Details regarding Centerville City Schools’ $2.6 million plan to reduce spending and generate revenue were released this week, and it will impact academics, busing, staffing, sports, band and class sizes for next school year.
The Centerville Board of Education said the cuts and increases to student fees will be implemented even if a 6.9-mill operating levy approved Monday for the May ballot passes. They are intended to help stem the revenue losses from the November levy failure, and multimillion-dollar state and federal funding reductions made over the last few years.
These $2.6 million in cuts and revenue follows $12 million in cost reductions made at the district since 2009.
The board said it is possible that there will be further cuts after Gov. John Kasich releases his budget Monday. If the upcoming levy fails, the district said there will be further reductions.

───

** Exercises **
1. Answer these questions using the news article on Centerville school cuts:
(a) How large is the operating levy approved for the May ballot?
(b) How much in cost reductions has the district made since 2009?
(c) Whose budget release does the board say could lead to further cuts?
2. Write the next part of the news article on Centerville school cuts, starting after its final sentence.
The data that follows comes from a separate source, unrelated to the news article on Centerville school cuts.

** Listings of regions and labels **
───

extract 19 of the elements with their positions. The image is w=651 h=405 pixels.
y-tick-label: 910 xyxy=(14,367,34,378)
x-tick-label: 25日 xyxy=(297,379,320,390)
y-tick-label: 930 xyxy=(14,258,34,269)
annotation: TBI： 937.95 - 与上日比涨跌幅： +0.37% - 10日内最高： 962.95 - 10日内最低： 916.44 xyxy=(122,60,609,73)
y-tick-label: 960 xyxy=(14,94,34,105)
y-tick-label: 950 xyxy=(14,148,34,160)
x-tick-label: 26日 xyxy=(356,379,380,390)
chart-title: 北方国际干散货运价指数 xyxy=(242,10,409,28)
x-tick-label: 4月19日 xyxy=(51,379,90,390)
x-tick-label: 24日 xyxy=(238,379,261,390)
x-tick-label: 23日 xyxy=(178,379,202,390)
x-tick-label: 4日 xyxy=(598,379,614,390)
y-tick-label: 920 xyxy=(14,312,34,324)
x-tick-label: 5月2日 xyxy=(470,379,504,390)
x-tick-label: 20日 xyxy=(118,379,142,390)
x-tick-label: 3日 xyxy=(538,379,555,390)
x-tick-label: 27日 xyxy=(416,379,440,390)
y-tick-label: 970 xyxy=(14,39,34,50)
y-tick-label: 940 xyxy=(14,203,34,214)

───

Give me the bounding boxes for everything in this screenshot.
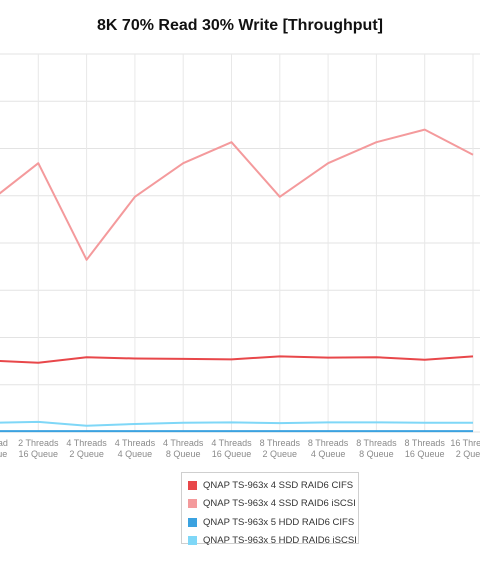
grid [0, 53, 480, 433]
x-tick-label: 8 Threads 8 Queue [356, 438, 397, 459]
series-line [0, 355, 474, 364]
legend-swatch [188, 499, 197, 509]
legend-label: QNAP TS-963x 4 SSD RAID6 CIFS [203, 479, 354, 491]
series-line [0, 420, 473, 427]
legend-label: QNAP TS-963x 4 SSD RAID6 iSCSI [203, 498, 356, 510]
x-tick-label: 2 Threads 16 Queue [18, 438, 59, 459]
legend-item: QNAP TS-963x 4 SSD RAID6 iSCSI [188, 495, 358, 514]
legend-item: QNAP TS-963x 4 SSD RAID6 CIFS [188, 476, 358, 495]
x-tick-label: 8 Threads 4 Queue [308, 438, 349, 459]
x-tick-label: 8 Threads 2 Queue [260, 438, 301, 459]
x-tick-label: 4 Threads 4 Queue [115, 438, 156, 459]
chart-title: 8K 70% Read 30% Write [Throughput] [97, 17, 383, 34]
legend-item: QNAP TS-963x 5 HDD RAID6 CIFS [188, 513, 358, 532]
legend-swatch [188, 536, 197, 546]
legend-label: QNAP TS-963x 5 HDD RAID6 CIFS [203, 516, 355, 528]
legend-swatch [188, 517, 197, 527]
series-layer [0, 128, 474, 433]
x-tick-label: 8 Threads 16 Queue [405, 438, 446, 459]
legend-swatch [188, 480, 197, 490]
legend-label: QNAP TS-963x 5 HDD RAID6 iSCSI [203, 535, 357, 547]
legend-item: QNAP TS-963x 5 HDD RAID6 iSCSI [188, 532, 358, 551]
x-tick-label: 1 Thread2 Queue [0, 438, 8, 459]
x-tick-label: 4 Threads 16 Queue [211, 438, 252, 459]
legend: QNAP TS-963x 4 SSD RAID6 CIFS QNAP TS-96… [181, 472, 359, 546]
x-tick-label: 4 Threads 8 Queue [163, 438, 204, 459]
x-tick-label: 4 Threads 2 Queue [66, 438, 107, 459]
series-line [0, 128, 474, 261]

───

** Outputs for the tasks **
1.
(a) 6.9 mills
(b) $12 million
(c) Gov. John Kasich's

2.
PROGRAMS, STAFFING CUTS
Centerville Superintendent Tom Henderson said school administrators and board members examined all aspects of the district’s expenditures and revenues, attempting to make reductions that they felt would do the least harm to students and their futures.
“We’re taking bits and pieces from here or there, trying to be cognizant of what is best for the kids and to respect where they are in their school careers,” he said.
The changes are expected to result in 13 fewer positions throughout the district, largely through attrition and the redeployment of resources. Attrition is expected to account for $1 million of the cost savings next year. As of Wednesday, the district said it was expecting roughly 26 retirements by teachers at the end of the 2012-13 school year.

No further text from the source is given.